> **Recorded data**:
────────────────

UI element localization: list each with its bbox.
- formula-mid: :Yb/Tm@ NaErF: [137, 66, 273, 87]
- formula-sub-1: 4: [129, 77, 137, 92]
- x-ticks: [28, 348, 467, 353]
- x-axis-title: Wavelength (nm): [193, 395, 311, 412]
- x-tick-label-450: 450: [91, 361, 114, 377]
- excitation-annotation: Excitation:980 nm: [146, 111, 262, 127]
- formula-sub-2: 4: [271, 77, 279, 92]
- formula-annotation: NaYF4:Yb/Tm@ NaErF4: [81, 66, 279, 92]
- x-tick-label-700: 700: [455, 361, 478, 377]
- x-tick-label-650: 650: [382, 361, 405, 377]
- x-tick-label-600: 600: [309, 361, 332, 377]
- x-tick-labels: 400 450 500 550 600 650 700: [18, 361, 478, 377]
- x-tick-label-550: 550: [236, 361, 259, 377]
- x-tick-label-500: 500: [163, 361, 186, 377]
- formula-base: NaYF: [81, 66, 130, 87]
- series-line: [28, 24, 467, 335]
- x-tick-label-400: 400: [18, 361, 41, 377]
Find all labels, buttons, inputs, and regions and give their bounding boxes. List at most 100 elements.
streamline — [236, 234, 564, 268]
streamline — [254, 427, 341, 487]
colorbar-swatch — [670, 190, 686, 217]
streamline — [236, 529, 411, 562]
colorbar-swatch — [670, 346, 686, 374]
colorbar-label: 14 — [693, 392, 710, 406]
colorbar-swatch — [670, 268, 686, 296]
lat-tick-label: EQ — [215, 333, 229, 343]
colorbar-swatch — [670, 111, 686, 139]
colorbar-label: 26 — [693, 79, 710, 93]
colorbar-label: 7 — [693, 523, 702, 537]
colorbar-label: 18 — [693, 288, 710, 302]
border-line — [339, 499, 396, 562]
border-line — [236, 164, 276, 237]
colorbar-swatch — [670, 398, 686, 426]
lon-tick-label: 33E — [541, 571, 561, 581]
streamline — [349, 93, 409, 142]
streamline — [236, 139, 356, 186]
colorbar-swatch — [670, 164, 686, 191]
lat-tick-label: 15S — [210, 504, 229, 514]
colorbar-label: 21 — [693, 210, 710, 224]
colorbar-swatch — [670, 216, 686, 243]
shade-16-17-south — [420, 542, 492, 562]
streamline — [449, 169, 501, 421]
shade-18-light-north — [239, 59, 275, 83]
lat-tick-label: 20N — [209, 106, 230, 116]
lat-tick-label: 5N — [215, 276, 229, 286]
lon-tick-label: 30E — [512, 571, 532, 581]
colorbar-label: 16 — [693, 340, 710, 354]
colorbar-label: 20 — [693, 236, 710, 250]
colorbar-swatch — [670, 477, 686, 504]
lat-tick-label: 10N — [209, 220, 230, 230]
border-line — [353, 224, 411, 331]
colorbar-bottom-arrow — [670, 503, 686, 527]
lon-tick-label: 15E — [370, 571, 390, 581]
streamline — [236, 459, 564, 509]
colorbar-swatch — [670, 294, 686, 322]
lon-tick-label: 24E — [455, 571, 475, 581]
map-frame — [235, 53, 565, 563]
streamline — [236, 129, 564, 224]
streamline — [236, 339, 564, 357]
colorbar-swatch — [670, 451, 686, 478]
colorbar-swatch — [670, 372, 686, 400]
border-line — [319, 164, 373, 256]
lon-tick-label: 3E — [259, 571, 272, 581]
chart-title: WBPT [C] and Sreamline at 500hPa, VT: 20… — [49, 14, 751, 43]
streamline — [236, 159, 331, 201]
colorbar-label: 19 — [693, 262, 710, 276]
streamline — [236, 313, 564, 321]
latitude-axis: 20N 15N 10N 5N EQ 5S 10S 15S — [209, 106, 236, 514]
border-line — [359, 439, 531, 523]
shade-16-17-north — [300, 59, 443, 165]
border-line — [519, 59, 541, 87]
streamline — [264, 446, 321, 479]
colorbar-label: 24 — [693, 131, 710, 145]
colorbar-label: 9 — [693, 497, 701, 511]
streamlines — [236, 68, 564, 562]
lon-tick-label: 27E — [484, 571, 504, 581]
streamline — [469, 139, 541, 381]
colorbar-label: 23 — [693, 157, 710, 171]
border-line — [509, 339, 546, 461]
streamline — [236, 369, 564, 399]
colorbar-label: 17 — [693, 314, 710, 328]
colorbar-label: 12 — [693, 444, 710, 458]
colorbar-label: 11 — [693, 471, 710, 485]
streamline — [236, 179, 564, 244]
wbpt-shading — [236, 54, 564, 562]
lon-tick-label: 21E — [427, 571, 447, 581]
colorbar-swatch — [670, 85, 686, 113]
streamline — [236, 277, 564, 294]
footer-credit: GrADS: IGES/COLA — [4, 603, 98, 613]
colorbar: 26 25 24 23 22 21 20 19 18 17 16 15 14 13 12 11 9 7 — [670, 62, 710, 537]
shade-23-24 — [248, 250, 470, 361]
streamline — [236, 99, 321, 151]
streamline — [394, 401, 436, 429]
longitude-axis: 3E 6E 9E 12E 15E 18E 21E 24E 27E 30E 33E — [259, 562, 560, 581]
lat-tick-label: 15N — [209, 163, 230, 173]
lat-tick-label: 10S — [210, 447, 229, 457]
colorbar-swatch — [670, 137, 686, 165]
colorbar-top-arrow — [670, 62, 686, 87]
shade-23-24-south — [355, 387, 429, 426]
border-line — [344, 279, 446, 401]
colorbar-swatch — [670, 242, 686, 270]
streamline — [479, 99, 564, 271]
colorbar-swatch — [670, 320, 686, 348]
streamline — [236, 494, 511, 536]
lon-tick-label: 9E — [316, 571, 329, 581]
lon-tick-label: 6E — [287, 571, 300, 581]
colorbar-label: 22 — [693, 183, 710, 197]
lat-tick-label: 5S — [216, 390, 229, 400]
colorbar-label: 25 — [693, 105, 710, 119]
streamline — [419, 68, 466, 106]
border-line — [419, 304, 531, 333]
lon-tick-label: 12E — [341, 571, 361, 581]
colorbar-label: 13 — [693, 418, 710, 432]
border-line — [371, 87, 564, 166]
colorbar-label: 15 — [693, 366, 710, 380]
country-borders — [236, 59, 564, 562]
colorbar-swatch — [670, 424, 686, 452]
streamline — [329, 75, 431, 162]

────────────────

Render every line of the recorded data above as a JSON list of strings, with one string for each line and any blank lines left out.

> **Exercise answer**:
[
  "UI element localization: list each with its bbox.",
  "- formula-mid: :Yb/Tm@ NaErF: [137, 66, 273, 87]",
  "- formula-sub-1: 4: [129, 77, 137, 92]",
  "- x-ticks: [28, 348, 467, 353]",
  "- x-axis-title: Wavelength (nm): [193, 395, 311, 412]",
  "- x-tick-label-450: 450: [91, 361, 114, 377]",
  "- excitation-annotation: Excitation:980 nm: [146, 111, 262, 127]",
  "- formula-sub-2: 4: [271, 77, 279, 92]",
  "- formula-annotation: NaYF4:Yb/Tm@ NaErF4: [81, 66, 279, 92]",
  "- x-tick-label-700: 700: [455, 361, 478, 377]",
  "- x-tick-label-650: 650: [382, 361, 405, 377]",
  "- x-tick-label-600: 600: [309, 361, 332, 377]",
  "- x-tick-labels: 400 450 500 550 600 650 700: [18, 361, 478, 377]",
  "- x-tick-label-550: 550: [236, 361, 259, 377]",
  "- x-tick-label-500: 500: [163, 361, 186, 377]",
  "- formula-base: NaYF: [81, 66, 130, 87]",
  "- series-line: [28, 24, 467, 335]",
  "- x-tick-label-400: 400: [18, 361, 41, 377]",
  "Find all labels, buttons, inputs, and regions and give their bounding boxes. List at most 100 elements.",
  "streamline — [236, 234, 564, 268]",
  "streamline — [254, 427, 341, 487]",
  "colorbar-swatch — [670, 190, 686, 217]",
  "streamline — [236, 529, 411, 562]",
  "colorbar-swatch — [670, 346, 686, 374]",
  "colorbar-label: 14 — [693, 392, 710, 406]",
  "colorbar-swatch — [670, 268, 686, 296]",
  "lat-tick-label: EQ — [215, 333, 229, 343]",
  "colorbar-swatch — [670, 111, 686, 139]",
  "colorbar-label: 26 — [693, 79, 710, 93]",
  "colorbar-label: 7 — [693, 523, 702, 537]",
  "colorbar-label: 18 — [693, 288, 710, 302]",
  "border-line — [339, 499, 396, 562]",
  "border-line — [236, 164, 276, 237]",
  "colorbar-swatch — [670, 398, 686, 426]",
  "lon-tick-label: 33E — [541, 571, 561, 581]",
  "streamline — [349, 93, 409, 142]",
  "streamline — [236, 139, 356, 186]",
  "colorbar-swatch — [670, 164, 686, 191]",
  "lat-tick-label: 15S — [210, 504, 229, 514]",
  "colorbar-label: 21 — [693, 210, 710, 224]",
  "colorbar-swatch — [670, 216, 686, 243]",
  "shade-16-17-south — [420, 542, 492, 562]",
  "streamline — [449, 169, 501, 421]",
  "shade-18-light-north — [239, 59, 275, 83]",
  "lat-tick-label: 20N — [209, 106, 230, 116]",
  "lat-tick-label: 5N — [215, 276, 229, 286]",
  "lon-tick-label: 30E — [512, 571, 532, 581]",
  "colorbar-label: 16 — [693, 340, 710, 354]",
  "colorbar-label: 20 — [693, 236, 710, 250]",
  "colorbar-swatch — [670, 477, 686, 504]",
  "lat-tick-label: 10N — [209, 220, 230, 230]",
  "border-line — [353, 224, 411, 331]",
  "colorbar-bottom-arrow — [670, 503, 686, 527]",
  "lon-tick-label: 15E — [370, 571, 390, 581]",
  "streamline — [236, 459, 564, 509]",
  "colorbar-swatch — [670, 294, 686, 322]",
  "lon-tick-label: 24E — [455, 571, 475, 581]",
  "map-frame — [235, 53, 565, 563]",
  "streamline — [236, 129, 564, 224]",
  "streamline — [236, 339, 564, 357]",
  "colorbar-swatch — [670, 451, 686, 478]",
  "colorbar-swatch — [670, 372, 686, 400]",
  "border-line — [319, 164, 373, 256]",
  "lon-tick-label: 3E — [259, 571, 272, 581]",
  "chart-title: WBPT [C] and Sreamline at 500hPa, VT: 20… — [49, 14, 751, 43]",
  "streamline — [236, 159, 331, 201]",
  "colorbar-label: 19 — [693, 262, 710, 276]",
  "streamline — [236, 313, 564, 321]",
  "latitude-axis: 20N 15N 10N 5N EQ 5S 10S 15S — [209, 106, 236, 514]",
  "border-line — [359, 439, 531, 523]",
  "shade-16-17-north — [300, 59, 443, 165]",
  "border-line — [519, 59, 541, 87]",
  "streamline — [264, 446, 321, 479]",
  "colorbar-label: 24 — [693, 131, 710, 145]",
  "colorbar-label: 9 — [693, 497, 701, 511]",
  "streamlines — [236, 68, 564, 562]",
  "lon-tick-label: 27E — [484, 571, 504, 581]",
  "streamline — [469, 139, 541, 381]",
  "colorbar-label: 23 — [693, 157, 710, 171]",
  "border-line — [509, 339, 546, 461]",
  "streamline — [236, 369, 564, 399]",
  "colorbar-label: 17 — [693, 314, 710, 328]",
  "colorbar-label: 12 — [693, 444, 710, 458]",
  "colorbar-label: 11 — [693, 471, 710, 485]",
  "streamline — [236, 179, 564, 244]",
  "wbpt-shading — [236, 54, 564, 562]",
  "lon-tick-label: 21E — [427, 571, 447, 581]",
  "colorbar-swatch — [670, 85, 686, 113]",
  "streamline — [236, 277, 564, 294]",
  "footer-credit: GrADS: IGES/COLA — [4, 603, 98, 613]",
  "colorbar: 26 25 24 23 22 21 20 19 18 17 16 15 14 13 12 11 9 7 — [670, 62, 710, 537]",
  "shade-23-24 — [248, 250, 470, 361]",
  "streamline — [236, 99, 321, 151]",
  "streamline — [394, 401, 436, 429]",
  "longitude-axis: 3E 6E 9E 12E 15E 18E 21E 24E 27E 30E 33E — [259, 562, 560, 581]",
  "lat-tick-label: 15N — [209, 163, 230, 173]",
  "lat-tick-label: 10S — [210, 447, 229, 457]",
  "colorbar-swatch — [670, 137, 686, 165]",
  "colorbar-top-arrow — [670, 62, 686, 87]",
  "shade-23-24-south — [355, 387, 429, 426]",
  "border-line — [344, 279, 446, 401]",
  "colorbar-swatch — [670, 242, 686, 270]",
  "streamline — [479, 99, 564, 271]",
  "colorbar-swatch — [670, 320, 686, 348]",
  "streamline — [236, 494, 511, 536]",
  "lon-tick-label: 9E — [316, 571, 329, 581]",
  "lon-tick-label: 6E — [287, 571, 300, 581]",
  "colorbar-label: 22 — [693, 183, 710, 197]",
  "lat-tick-label: 5S — [216, 390, 229, 400]",
  "colorbar-label: 25 — [693, 105, 710, 119]",
  "streamline — [419, 68, 466, 106]",
  "border-line — [419, 304, 531, 333]",
  "lon-tick-label: 12E — [341, 571, 361, 581]",
  "colorbar-label: 13 — [693, 418, 710, 432]",
  "border-line — [371, 87, 564, 166]",
  "colorbar-label: 15 — [693, 366, 710, 380]",
  "country-borders — [236, 59, 564, 562]",
  "colorbar-swatch — [670, 424, 686, 452]",
  "streamline — [329, 75, 431, 162]"
]